**Brief:**
Every entry needs to be printed exactly, please.

**Supplied material:**
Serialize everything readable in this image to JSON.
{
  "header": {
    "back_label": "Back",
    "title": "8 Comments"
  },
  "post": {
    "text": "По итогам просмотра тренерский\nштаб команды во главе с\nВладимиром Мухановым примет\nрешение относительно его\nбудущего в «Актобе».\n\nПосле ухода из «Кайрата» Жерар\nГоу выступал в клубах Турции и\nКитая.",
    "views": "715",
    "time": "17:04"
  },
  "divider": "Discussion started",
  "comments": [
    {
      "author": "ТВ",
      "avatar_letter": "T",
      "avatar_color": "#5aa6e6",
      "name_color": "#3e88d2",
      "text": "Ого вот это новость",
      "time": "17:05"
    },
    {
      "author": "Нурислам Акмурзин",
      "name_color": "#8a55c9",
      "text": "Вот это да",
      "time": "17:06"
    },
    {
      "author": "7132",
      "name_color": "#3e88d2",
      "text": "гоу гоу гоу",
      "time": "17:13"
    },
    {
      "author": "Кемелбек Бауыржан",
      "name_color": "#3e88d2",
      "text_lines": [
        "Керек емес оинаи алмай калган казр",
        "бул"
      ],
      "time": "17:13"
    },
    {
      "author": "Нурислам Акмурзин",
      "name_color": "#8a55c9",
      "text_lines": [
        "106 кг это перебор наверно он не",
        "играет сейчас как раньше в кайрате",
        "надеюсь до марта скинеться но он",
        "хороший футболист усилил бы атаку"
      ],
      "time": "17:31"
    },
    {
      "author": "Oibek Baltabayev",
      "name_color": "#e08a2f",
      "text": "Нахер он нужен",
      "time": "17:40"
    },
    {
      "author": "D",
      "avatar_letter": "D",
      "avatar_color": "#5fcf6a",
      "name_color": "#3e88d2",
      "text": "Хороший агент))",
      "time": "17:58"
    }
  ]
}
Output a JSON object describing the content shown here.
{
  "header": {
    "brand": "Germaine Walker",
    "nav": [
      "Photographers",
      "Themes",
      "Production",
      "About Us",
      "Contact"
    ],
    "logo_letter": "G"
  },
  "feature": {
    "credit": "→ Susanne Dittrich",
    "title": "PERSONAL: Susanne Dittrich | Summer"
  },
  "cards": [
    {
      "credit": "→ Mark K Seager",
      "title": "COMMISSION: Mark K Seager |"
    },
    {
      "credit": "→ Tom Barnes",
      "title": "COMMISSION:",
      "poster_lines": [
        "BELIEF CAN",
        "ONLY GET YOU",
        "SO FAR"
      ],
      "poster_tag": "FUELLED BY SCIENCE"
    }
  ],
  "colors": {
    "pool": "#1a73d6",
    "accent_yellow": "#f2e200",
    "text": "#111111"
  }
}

**Task answer:**
Serialize everything readable in this image to JSON.
{
  "header": {
    "back_label": "Back",
    "title": "8 Comments"
  },
  "post": {
    "text": "По итогам просмотра тренерский\nштаб команды во главе с\nВладимиром Мухановым примет\nрешение относительно его\nбудущего в «Актобе».\n\nПосле ухода из «Кайрата» Жерар\nГоу выступал в клубах Турции и\nКитая.",
    "views": "715",
    "time": "17:04"
  },
  "divider": "Discussion started",
  "comments": [
    {
      "author": "ТВ",
      "avatar_letter": "T",
      "avatar_color": "#5aa6e6",
      "name_color": "#3e88d2",
      "text": "Ого вот это новость",
      "time": "17:05"
    },
    {
      "author": "Нурислам Акмурзин",
      "name_color": "#8a55c9",
      "text": "Вот это да",
      "time": "17:06"
    },
    {
      "author": "7132",
      "name_color": "#3e88d2",
      "text": "гоу гоу гоу",
      "time": "17:13"
    },
    {
      "author": "Кемелбек Бауыржан",
      "name_color": "#3e88d2",
      "text_lines": [
        "Керек емес оинаи алмай калган казр",
        "бул"
      ],
      "time": "17:13"
    },
    {
      "author": "Нурислам Акмурзин",
      "name_color": "#8a55c9",
      "text_lines": [
        "106 кг это перебор наверно он не",
        "играет сейчас как раньше в кайрате",
        "надеюсь до марта скинеться но он",
        "хороший футболист усилил бы атаку"
      ],
      "time": "17:31"
    },
    {
      "author": "Oibek Baltabayev",
      "name_color": "#e08a2f",
      "text": "Нахер он нужен",
      "time": "17:40"
    },
    {
      "author": "D",
      "avatar_letter": "D",
      "avatar_color": "#5fcf6a",
      "name_color": "#3e88d2",
      "text": "Хороший агент))",
      "time": "17:58"
    }
  ]
}
Output a JSON object describing the content shown here.
{
  "header": {
    "brand": "Germaine Walker",
    "nav": [
      "Photographers",
      "Themes",
      "Production",
      "About Us",
      "Contact"
    ],
    "logo_letter": "G"
  },
  "feature": {
    "credit": "→ Susanne Dittrich",
    "title": "PERSONAL: Susanne Dittrich | Summer"
  },
  "cards": [
    {
      "credit": "→ Mark K Seager",
      "title": "COMMISSION: Mark K Seager |"
    },
    {
      "credit": "→ Tom Barnes",
      "title": "COMMISSION:",
      "poster_lines": [
        "BELIEF CAN",
        "ONLY GET YOU",
        "SO FAR"
      ],
      "poster_tag": "FUELLED BY SCIENCE"
    }
  ],
  "colors": {
    "pool": "#1a73d6",
    "accent_yellow": "#f2e200",
    "text": "#111111"
  }
}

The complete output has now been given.